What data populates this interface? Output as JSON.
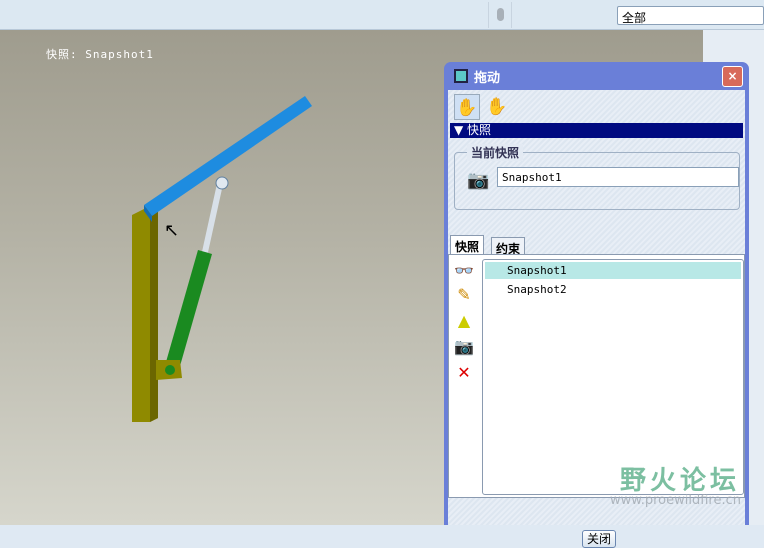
{
  "toolbar": {
    "filter_value": "全部"
  },
  "viewport": {
    "snapshot_label": "快照: Snapshot1"
  },
  "dialog": {
    "title": "拖动",
    "close_icon": "×",
    "section_label": "快照",
    "current_group_label": "当前快照",
    "current_snapshot": "Snapshot1",
    "tabs": [
      {
        "label": "快照",
        "active": true
      },
      {
        "label": "约束",
        "active": false
      }
    ],
    "side_icons": [
      "glasses-icon",
      "pencil-icon",
      "warning-add-icon",
      "camera-icon",
      "delete-icon"
    ],
    "snapshots": [
      {
        "name": "Snapshot1",
        "selected": true
      },
      {
        "name": "Snapshot2",
        "selected": false
      }
    ],
    "close_button": "关闭"
  },
  "watermark": {
    "title": "野火论坛",
    "url": "www.proewildfire.cn"
  }
}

» **Required task**: Strip the images and reproduce the remaining records precisely.

» **The response**:
What data populates this interface? Output as JSON.
{
  "toolbar": {
    "filter_value": "全部"
  },
  "viewport": {
    "snapshot_label": "快照: Snapshot1"
  },
  "dialog": {
    "title": "拖动",
    "close_icon": "×",
    "section_label": "快照",
    "current_group_label": "当前快照",
    "current_snapshot": "Snapshot1",
    "tabs": [
      {
        "label": "快照",
        "active": true
      },
      {
        "label": "约束",
        "active": false
      }
    ],
    "side_icons": [
      "glasses-icon",
      "pencil-icon",
      "warning-add-icon",
      "camera-icon",
      "delete-icon"
    ],
    "snapshots": [
      {
        "name": "Snapshot1",
        "selected": true
      },
      {
        "name": "Snapshot2",
        "selected": false
      }
    ],
    "close_button": "关闭"
  },
  "watermark": {
    "title": "野火论坛",
    "url": "www.proewildfire.cn"
  }
}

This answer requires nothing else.